Provided data ▸
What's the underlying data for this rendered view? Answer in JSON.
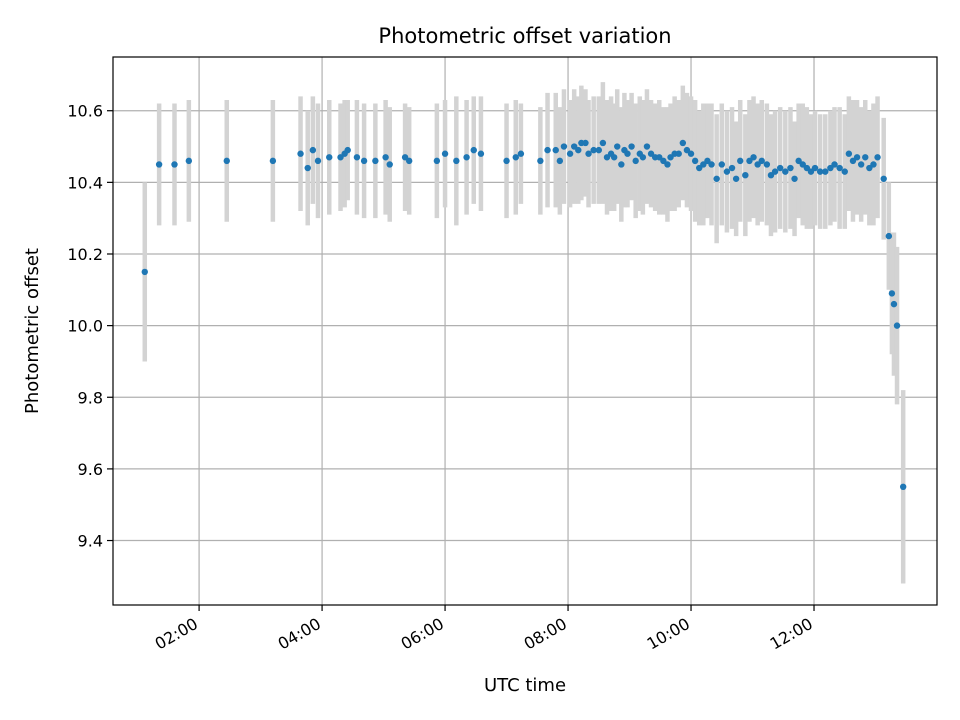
{
  "chart_data": {
    "type": "scatter",
    "title": "Photometric offset variation",
    "xlabel": "UTC time",
    "ylabel": "Photometric offset",
    "xlim": [
      "00:36",
      "14:00"
    ],
    "ylim": [
      9.22,
      10.75
    ],
    "grid": true,
    "x_ticks": [
      "02:00",
      "04:00",
      "06:00",
      "08:00",
      "10:00",
      "12:00"
    ],
    "y_ticks": [
      "9.4",
      "9.6",
      "9.8",
      "10.0",
      "10.2",
      "10.4",
      "10.6"
    ],
    "colors": {
      "point": "#1f77b4",
      "errorbar": "#d3d3d3",
      "grid": "#b0b0b0"
    },
    "series": [
      {
        "points": [
          [
            "01:07",
            10.15,
            0.25
          ],
          [
            "01:21",
            10.45,
            0.17
          ],
          [
            "01:36",
            10.45,
            0.17
          ],
          [
            "01:50",
            10.46,
            0.17
          ],
          [
            "02:27",
            10.46,
            0.17
          ],
          [
            "03:12",
            10.46,
            0.17
          ],
          [
            "03:39",
            10.48,
            0.16
          ],
          [
            "03:46",
            10.44,
            0.16
          ],
          [
            "03:51",
            10.49,
            0.15
          ],
          [
            "03:56",
            10.46,
            0.16
          ],
          [
            "04:07",
            10.47,
            0.16
          ],
          [
            "04:18",
            10.47,
            0.15
          ],
          [
            "04:22",
            10.48,
            0.15
          ],
          [
            "04:25",
            10.49,
            0.14
          ],
          [
            "04:34",
            10.47,
            0.16
          ],
          [
            "04:41",
            10.46,
            0.16
          ],
          [
            "04:52",
            10.46,
            0.16
          ],
          [
            "05:02",
            10.47,
            0.16
          ],
          [
            "05:06",
            10.45,
            0.16
          ],
          [
            "05:21",
            10.47,
            0.15
          ],
          [
            "05:25",
            10.46,
            0.15
          ],
          [
            "05:52",
            10.46,
            0.16
          ],
          [
            "06:00",
            10.48,
            0.15
          ],
          [
            "06:11",
            10.46,
            0.18
          ],
          [
            "06:21",
            10.47,
            0.16
          ],
          [
            "06:28",
            10.49,
            0.15
          ],
          [
            "06:35",
            10.48,
            0.16
          ],
          [
            "07:00",
            10.46,
            0.16
          ],
          [
            "07:09",
            10.47,
            0.16
          ],
          [
            "07:14",
            10.48,
            0.14
          ],
          [
            "07:33",
            10.46,
            0.15
          ],
          [
            "07:40",
            10.49,
            0.16
          ],
          [
            "07:48",
            10.49,
            0.16
          ],
          [
            "07:52",
            10.46,
            0.15
          ],
          [
            "07:56",
            10.5,
            0.16
          ],
          [
            "08:02",
            10.48,
            0.15
          ],
          [
            "08:06",
            10.5,
            0.16
          ],
          [
            "08:10",
            10.49,
            0.15
          ],
          [
            "08:13",
            10.51,
            0.16
          ],
          [
            "08:17",
            10.51,
            0.15
          ],
          [
            "08:20",
            10.48,
            0.15
          ],
          [
            "08:25",
            10.49,
            0.15
          ],
          [
            "08:30",
            10.49,
            0.15
          ],
          [
            "08:34",
            10.51,
            0.17
          ],
          [
            "08:38",
            10.47,
            0.16
          ],
          [
            "08:42",
            10.48,
            0.16
          ],
          [
            "08:45",
            10.47,
            0.15
          ],
          [
            "08:48",
            10.5,
            0.16
          ],
          [
            "08:52",
            10.45,
            0.16
          ],
          [
            "08:55",
            10.49,
            0.16
          ],
          [
            "08:58",
            10.48,
            0.15
          ],
          [
            "09:02",
            10.5,
            0.15
          ],
          [
            "09:06",
            10.46,
            0.16
          ],
          [
            "09:10",
            10.48,
            0.16
          ],
          [
            "09:13",
            10.47,
            0.16
          ],
          [
            "09:17",
            10.5,
            0.16
          ],
          [
            "09:21",
            10.48,
            0.15
          ],
          [
            "09:25",
            10.47,
            0.15
          ],
          [
            "09:29",
            10.47,
            0.16
          ],
          [
            "09:33",
            10.46,
            0.15
          ],
          [
            "09:37",
            10.45,
            0.16
          ],
          [
            "09:40",
            10.47,
            0.15
          ],
          [
            "09:44",
            10.48,
            0.16
          ],
          [
            "09:48",
            10.48,
            0.15
          ],
          [
            "09:52",
            10.51,
            0.16
          ],
          [
            "09:56",
            10.49,
            0.16
          ],
          [
            "10:00",
            10.48,
            0.16
          ],
          [
            "10:04",
            10.46,
            0.17
          ],
          [
            "10:08",
            10.44,
            0.16
          ],
          [
            "10:12",
            10.45,
            0.17
          ],
          [
            "10:16",
            10.46,
            0.16
          ],
          [
            "10:20",
            10.45,
            0.17
          ],
          [
            "10:25",
            10.41,
            0.18
          ],
          [
            "10:30",
            10.45,
            0.17
          ],
          [
            "10:35",
            10.43,
            0.17
          ],
          [
            "10:40",
            10.44,
            0.17
          ],
          [
            "10:44",
            10.41,
            0.16
          ],
          [
            "10:48",
            10.46,
            0.17
          ],
          [
            "10:53",
            10.42,
            0.17
          ],
          [
            "10:57",
            10.46,
            0.17
          ],
          [
            "11:01",
            10.47,
            0.17
          ],
          [
            "11:05",
            10.45,
            0.17
          ],
          [
            "11:09",
            10.46,
            0.17
          ],
          [
            "11:14",
            10.45,
            0.17
          ],
          [
            "11:18",
            10.42,
            0.17
          ],
          [
            "11:22",
            10.43,
            0.17
          ],
          [
            "11:27",
            10.44,
            0.17
          ],
          [
            "11:32",
            10.43,
            0.17
          ],
          [
            "11:37",
            10.44,
            0.17
          ],
          [
            "11:41",
            10.41,
            0.16
          ],
          [
            "11:45",
            10.46,
            0.16
          ],
          [
            "11:49",
            10.45,
            0.17
          ],
          [
            "11:53",
            10.44,
            0.17
          ],
          [
            "11:57",
            10.43,
            0.16
          ],
          [
            "12:01",
            10.44,
            0.16
          ],
          [
            "12:06",
            10.43,
            0.16
          ],
          [
            "12:11",
            10.43,
            0.16
          ],
          [
            "12:16",
            10.44,
            0.16
          ],
          [
            "12:20",
            10.45,
            0.16
          ],
          [
            "12:25",
            10.44,
            0.17
          ],
          [
            "12:30",
            10.43,
            0.16
          ],
          [
            "12:34",
            10.48,
            0.16
          ],
          [
            "12:38",
            10.46,
            0.17
          ],
          [
            "12:42",
            10.47,
            0.16
          ],
          [
            "12:46",
            10.45,
            0.16
          ],
          [
            "12:50",
            10.47,
            0.16
          ],
          [
            "12:54",
            10.44,
            0.16
          ],
          [
            "12:58",
            10.45,
            0.17
          ],
          [
            "13:02",
            10.47,
            0.17
          ],
          [
            "13:08",
            10.41,
            0.17
          ],
          [
            "13:13",
            10.25,
            0.15
          ],
          [
            "13:16",
            10.09,
            0.17
          ],
          [
            "13:18",
            10.06,
            0.2
          ],
          [
            "13:21",
            10.0,
            0.22
          ],
          [
            "13:27",
            9.55,
            0.27
          ]
        ]
      }
    ]
  }
}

Exercise description ▸ Write out all the entries exactly, except for the pictures.

Complete answer ▸
What's the underlying data for this rendered view? Answer in JSON.
{
  "chart_data": {
    "type": "scatter",
    "title": "Photometric offset variation",
    "xlabel": "UTC time",
    "ylabel": "Photometric offset",
    "xlim": [
      "00:36",
      "14:00"
    ],
    "ylim": [
      9.22,
      10.75
    ],
    "grid": true,
    "x_ticks": [
      "02:00",
      "04:00",
      "06:00",
      "08:00",
      "10:00",
      "12:00"
    ],
    "y_ticks": [
      "9.4",
      "9.6",
      "9.8",
      "10.0",
      "10.2",
      "10.4",
      "10.6"
    ],
    "colors": {
      "point": "#1f77b4",
      "errorbar": "#d3d3d3",
      "grid": "#b0b0b0"
    },
    "series": [
      {
        "points": [
          [
            "01:07",
            10.15,
            0.25
          ],
          [
            "01:21",
            10.45,
            0.17
          ],
          [
            "01:36",
            10.45,
            0.17
          ],
          [
            "01:50",
            10.46,
            0.17
          ],
          [
            "02:27",
            10.46,
            0.17
          ],
          [
            "03:12",
            10.46,
            0.17
          ],
          [
            "03:39",
            10.48,
            0.16
          ],
          [
            "03:46",
            10.44,
            0.16
          ],
          [
            "03:51",
            10.49,
            0.15
          ],
          [
            "03:56",
            10.46,
            0.16
          ],
          [
            "04:07",
            10.47,
            0.16
          ],
          [
            "04:18",
            10.47,
            0.15
          ],
          [
            "04:22",
            10.48,
            0.15
          ],
          [
            "04:25",
            10.49,
            0.14
          ],
          [
            "04:34",
            10.47,
            0.16
          ],
          [
            "04:41",
            10.46,
            0.16
          ],
          [
            "04:52",
            10.46,
            0.16
          ],
          [
            "05:02",
            10.47,
            0.16
          ],
          [
            "05:06",
            10.45,
            0.16
          ],
          [
            "05:21",
            10.47,
            0.15
          ],
          [
            "05:25",
            10.46,
            0.15
          ],
          [
            "05:52",
            10.46,
            0.16
          ],
          [
            "06:00",
            10.48,
            0.15
          ],
          [
            "06:11",
            10.46,
            0.18
          ],
          [
            "06:21",
            10.47,
            0.16
          ],
          [
            "06:28",
            10.49,
            0.15
          ],
          [
            "06:35",
            10.48,
            0.16
          ],
          [
            "07:00",
            10.46,
            0.16
          ],
          [
            "07:09",
            10.47,
            0.16
          ],
          [
            "07:14",
            10.48,
            0.14
          ],
          [
            "07:33",
            10.46,
            0.15
          ],
          [
            "07:40",
            10.49,
            0.16
          ],
          [
            "07:48",
            10.49,
            0.16
          ],
          [
            "07:52",
            10.46,
            0.15
          ],
          [
            "07:56",
            10.5,
            0.16
          ],
          [
            "08:02",
            10.48,
            0.15
          ],
          [
            "08:06",
            10.5,
            0.16
          ],
          [
            "08:10",
            10.49,
            0.15
          ],
          [
            "08:13",
            10.51,
            0.16
          ],
          [
            "08:17",
            10.51,
            0.15
          ],
          [
            "08:20",
            10.48,
            0.15
          ],
          [
            "08:25",
            10.49,
            0.15
          ],
          [
            "08:30",
            10.49,
            0.15
          ],
          [
            "08:34",
            10.51,
            0.17
          ],
          [
            "08:38",
            10.47,
            0.16
          ],
          [
            "08:42",
            10.48,
            0.16
          ],
          [
            "08:45",
            10.47,
            0.15
          ],
          [
            "08:48",
            10.5,
            0.16
          ],
          [
            "08:52",
            10.45,
            0.16
          ],
          [
            "08:55",
            10.49,
            0.16
          ],
          [
            "08:58",
            10.48,
            0.15
          ],
          [
            "09:02",
            10.5,
            0.15
          ],
          [
            "09:06",
            10.46,
            0.16
          ],
          [
            "09:10",
            10.48,
            0.16
          ],
          [
            "09:13",
            10.47,
            0.16
          ],
          [
            "09:17",
            10.5,
            0.16
          ],
          [
            "09:21",
            10.48,
            0.15
          ],
          [
            "09:25",
            10.47,
            0.15
          ],
          [
            "09:29",
            10.47,
            0.16
          ],
          [
            "09:33",
            10.46,
            0.15
          ],
          [
            "09:37",
            10.45,
            0.16
          ],
          [
            "09:40",
            10.47,
            0.15
          ],
          [
            "09:44",
            10.48,
            0.16
          ],
          [
            "09:48",
            10.48,
            0.15
          ],
          [
            "09:52",
            10.51,
            0.16
          ],
          [
            "09:56",
            10.49,
            0.16
          ],
          [
            "10:00",
            10.48,
            0.16
          ],
          [
            "10:04",
            10.46,
            0.17
          ],
          [
            "10:08",
            10.44,
            0.16
          ],
          [
            "10:12",
            10.45,
            0.17
          ],
          [
            "10:16",
            10.46,
            0.16
          ],
          [
            "10:20",
            10.45,
            0.17
          ],
          [
            "10:25",
            10.41,
            0.18
          ],
          [
            "10:30",
            10.45,
            0.17
          ],
          [
            "10:35",
            10.43,
            0.17
          ],
          [
            "10:40",
            10.44,
            0.17
          ],
          [
            "10:44",
            10.41,
            0.16
          ],
          [
            "10:48",
            10.46,
            0.17
          ],
          [
            "10:53",
            10.42,
            0.17
          ],
          [
            "10:57",
            10.46,
            0.17
          ],
          [
            "11:01",
            10.47,
            0.17
          ],
          [
            "11:05",
            10.45,
            0.17
          ],
          [
            "11:09",
            10.46,
            0.17
          ],
          [
            "11:14",
            10.45,
            0.17
          ],
          [
            "11:18",
            10.42,
            0.17
          ],
          [
            "11:22",
            10.43,
            0.17
          ],
          [
            "11:27",
            10.44,
            0.17
          ],
          [
            "11:32",
            10.43,
            0.17
          ],
          [
            "11:37",
            10.44,
            0.17
          ],
          [
            "11:41",
            10.41,
            0.16
          ],
          [
            "11:45",
            10.46,
            0.16
          ],
          [
            "11:49",
            10.45,
            0.17
          ],
          [
            "11:53",
            10.44,
            0.17
          ],
          [
            "11:57",
            10.43,
            0.16
          ],
          [
            "12:01",
            10.44,
            0.16
          ],
          [
            "12:06",
            10.43,
            0.16
          ],
          [
            "12:11",
            10.43,
            0.16
          ],
          [
            "12:16",
            10.44,
            0.16
          ],
          [
            "12:20",
            10.45,
            0.16
          ],
          [
            "12:25",
            10.44,
            0.17
          ],
          [
            "12:30",
            10.43,
            0.16
          ],
          [
            "12:34",
            10.48,
            0.16
          ],
          [
            "12:38",
            10.46,
            0.17
          ],
          [
            "12:42",
            10.47,
            0.16
          ],
          [
            "12:46",
            10.45,
            0.16
          ],
          [
            "12:50",
            10.47,
            0.16
          ],
          [
            "12:54",
            10.44,
            0.16
          ],
          [
            "12:58",
            10.45,
            0.17
          ],
          [
            "13:02",
            10.47,
            0.17
          ],
          [
            "13:08",
            10.41,
            0.17
          ],
          [
            "13:13",
            10.25,
            0.15
          ],
          [
            "13:16",
            10.09,
            0.17
          ],
          [
            "13:18",
            10.06,
            0.2
          ],
          [
            "13:21",
            10.0,
            0.22
          ],
          [
            "13:27",
            9.55,
            0.27
          ]
        ]
      }
    ]
  }
}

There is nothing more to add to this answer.